> [The exercise] Pull out every line from the listing that has the word "effectively".

> [The input]
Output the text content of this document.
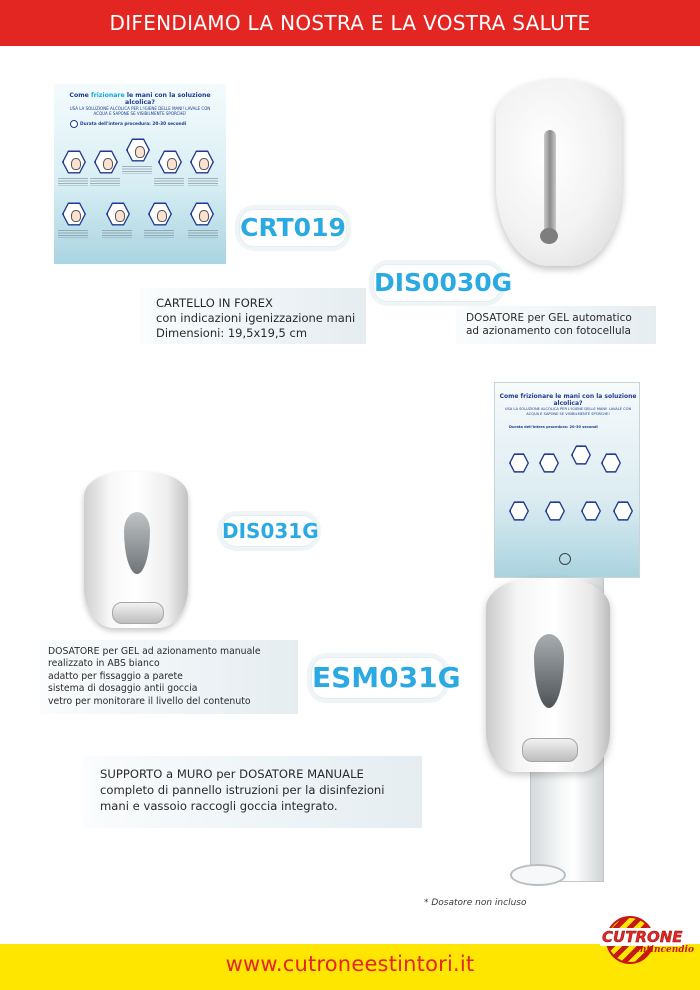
DIFENDIAMO LA NOSTRA E LA VOSTRA SALUTE
Come frizionare le mani con la soluzione alcolica?
USA LA SOLUZIONE ALCOLICA PER L'IGIENE DELLE MANI! LAVALE CON ACQUA E SAPONE SE VISIBILMENTE SPORCHE!
Durata dell'intera procedura: 20-30 secondi
CRT019
DIS0030G
CARTELLO IN FOREX
con indicazioni igenizzazione mani
Dimensioni: 19,5x19,5 cm
DOSATORE per GEL automatico
ad azionamento con fotocellula
DIS031G
DOSATORE per GEL ad azionamento manuale
realizzato in ABS bianco
adatto per fissaggio a parete
sistema di dosaggio antii goccia
vetro per monitorare il livello del contenuto
ESM031G
Come frizionare le mani con la soluzione alcolica?
USA LA SOLUZIONE ALCOLICA PER L'IGIENE DELLE MANI! LAVALE CON ACQUA E SAPONE SE VISIBILMENTE SPORCHE!
Durata dell'intera procedura: 20-30 secondi
SUPPORTO a MURO per DOSATORE MANUALE
completo di pannello istruzioni per la disinfezioni
mani e vassoio raccogli goccia integrato.
* Dosatore non incluso
www.cutroneestintori.it
CUTRONE
antincendio
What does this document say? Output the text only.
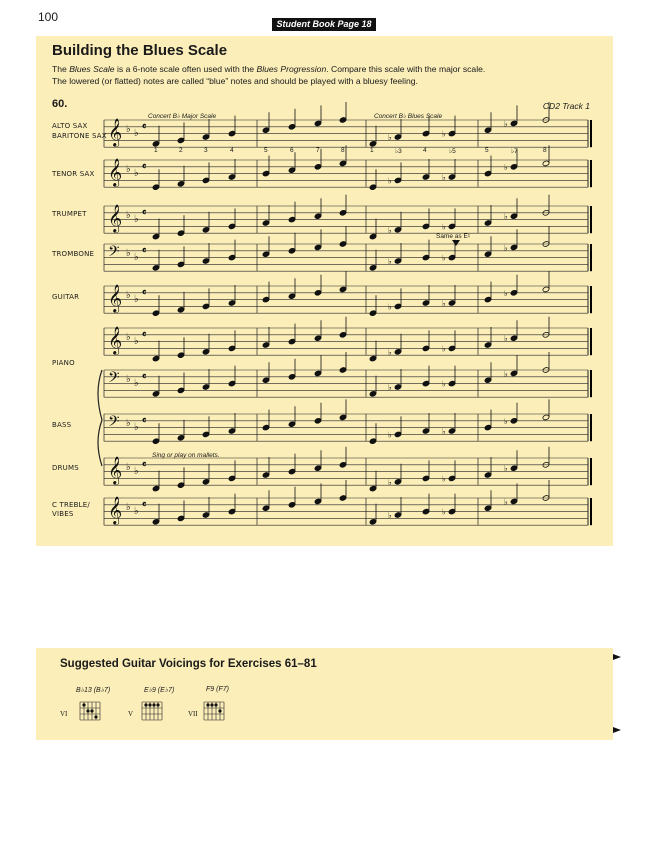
100	Student Book Page 18
Building the Blues Scale
The Blues Scale is a 6-note scale often used with the Blues Progression. Compare this scale with the major scale.
The lowered (or flatted) notes are called “blue” notes and should be played with a bluesy feeling.
60.	CD2 Track 1
𝄞 ♭ ♭
𝄴
♭	♭
♭
𝄞 ♭ ♭
𝄴
♭	♭
♭
𝄞 ♭ ♭
𝄴
♭	♭
♭
𝄢 ♭ ♭
𝄴
♭	♭
♭
𝄞 ♭ ♭
𝄴
♭	♭
♭
𝄞 ♭ ♭
𝄴
♭	♭
♭
𝄢 ♭ ♭
𝄴
♭	♭
♭
𝄢 ♭ ♭
𝄴
♭	♭
♭
𝄞 ♭ ♭
𝄴
♭	♭
♭
𝄞 ♭ ♭
𝄴
♭	♭
♭
ALTO SAX
BARITONE SAX
TENOR SAX
TRUMPET
TROMBONE
GUITAR
PIANO
BASS
DRUMS
C TREBLE/ VIBES
Concert B♭ Major Scale	Concert B♭ Blues Scale
Same as E♮
Sing or play on mallets.
1	2	3	4	5	6	7	8	1	♭3	4	♭5	5	♭7	8
Suggested Guitar Voicings for Exercises 61–81
B♭13 (B♭7)
VI
E♭9 (E♭7)
V
F9 (F7)
VII
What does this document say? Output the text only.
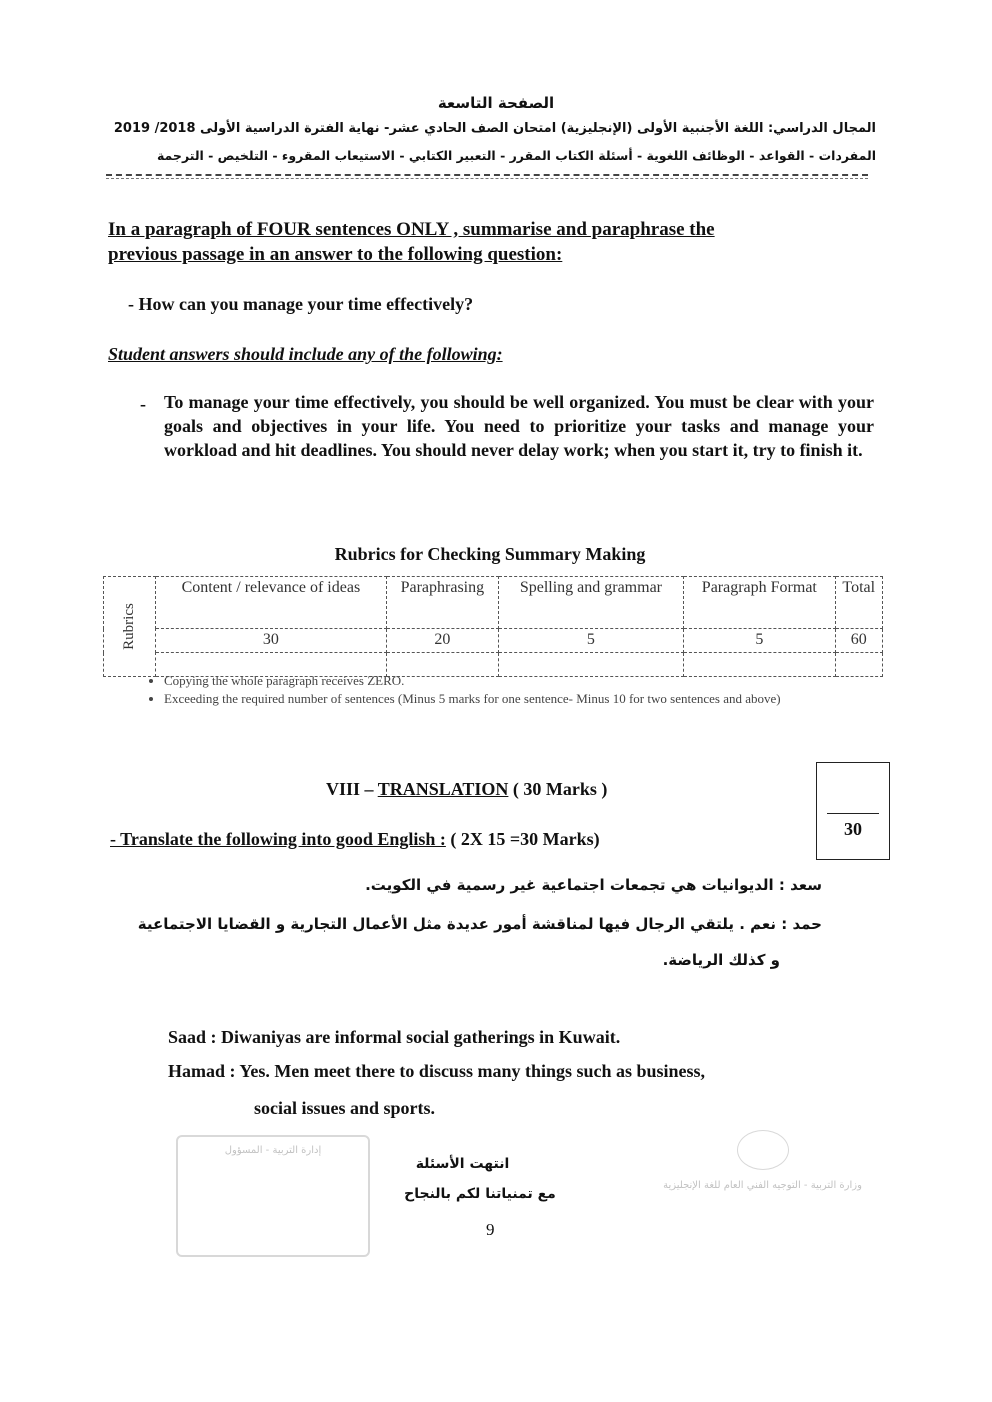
الصفحة التاسعة
المجال الدراسي: اللغة الأجنبية الأولى (الإنجليزية) امتحان الصف الحادي عشر- نهاية الفترة الدراسية الأولى 2018/ 2019
المفردات - القواعد - الوظائف اللغوية - أسئلة الكتاب المقرر - التعبير الكتابي - الاستيعاب المقروء - التلخيص - الترجمة
In a paragraph of FOUR sentences ONLY , summarise and paraphrase the
previous passage in an answer to the following question:
- How can you manage your time effectively?
Student answers should include any of the following:
- To manage your time effectively, you should be well organized. You must be clear with your goals and objectives in your life. You need to prioritize your tasks and manage your workload and hit deadlines. You should never delay work; when you start it, try to finish it.
Rubrics for Checking Summary Making
Rubrics	Content / relevance of ideas	Paraphrasing	Spelling and grammar	Paragraph Format	Total
	30	20	5	5	60

• Copying the whole paragraph receives ZERO.
• Exceeding the required number of sentences (Minus 5 marks for one sentence- Minus 10 for two sentences and above)
VIII – TRANSLATION ( 30 Marks )
30
- Translate the following into good English : ( 2X 15 =30 Marks)
سعد : الديوانيات هي تجمعات اجتماعية غير رسمية في الكويت.
حمد : نعم . يلتقي الرجال فيها لمناقشة أمور عديدة مثل الأعمال التجارية و القضايا الاجتماعية
و كذلك الرياضة.
Saad : Diwaniyas are informal social gatherings in Kuwait.
Hamad : Yes. Men meet there to discuss many things such as business,
social issues and sports.
إدارة التربية - المسؤول
انتهت الأسئلة
مع تمنياتنا لكم بالنجاح
9
وزارة التربية - التوجيه الفني العام للغة الإنجليزية
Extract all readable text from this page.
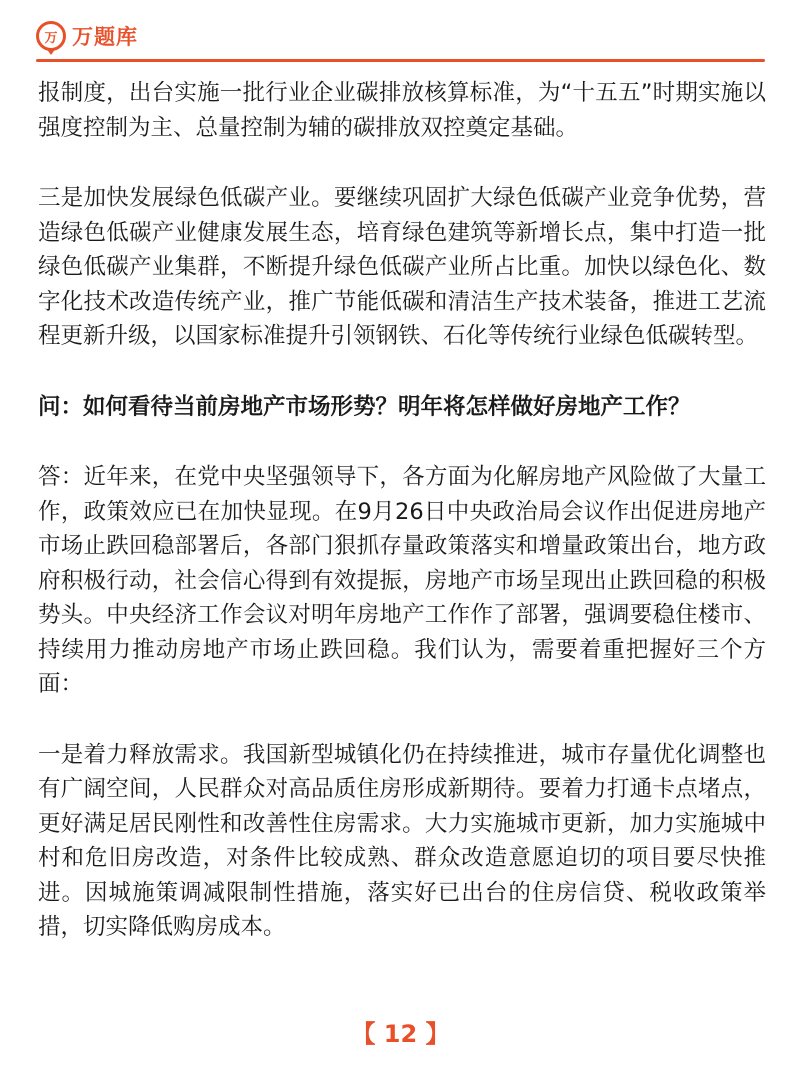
万 万题库

报制度，出台实施一批行业企业碳排放核算标准，为“十五五”时期实施以强度控制为主、总量控制为辅的碳排放双控奠定基础。

三是加快发展绿色低碳产业。要继续巩固扩大绿色低碳产业竞争优势，营造绿色低碳产业健康发展生态，培育绿色建筑等新增长点，集中打造一批绿色低碳产业集群，不断提升绿色低碳产业所占比重。加快以绿色化、数字化技术改造传统产业，推广节能低碳和清洁生产技术装备，推进工艺流程更新升级，以国家标准提升引领钢铁、石化等传统行业绿色低碳转型。

问：如何看待当前房地产市场形势？明年将怎样做好房地产工作？

答：近年来，在党中央坚强领导下，各方面为化解房地产风险做了大量工作，政策效应已在加快显现。在9月26日中央政治局会议作出促进房地产市场止跌回稳部署后，各部门狠抓存量政策落实和增量政策出台，地方政府积极行动，社会信心得到有效提振，房地产市场呈现出止跌回稳的积极势头。中央经济工作会议对明年房地产工作作了部署，强调要稳住楼市、持续用力推动房地产市场止跌回稳。我们认为，需要着重把握好三个方面：

一是着力释放需求。我国新型城镇化仍在持续推进，城市存量优化调整也有广阔空间，人民群众对高品质住房形成新期待。要着力打通卡点堵点，更好满足居民刚性和改善性住房需求。大力实施城市更新，加力实施城中村和危旧房改造，对条件比较成熟、群众改造意愿迫切的项目要尽快推进。因城施策调减限制性措施，落实好已出台的住房信贷、税收政策举措，切实降低购房成本。

【 12 】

> [Full output]
- How can you manage your time effectively?
- To manage your time effectively, you should be well organized. You must be clear with your goals and objectives in your life. You need to prioritize your tasks and manage your workload and hit deadlines. You should never delay work; when you start it, try to finish it.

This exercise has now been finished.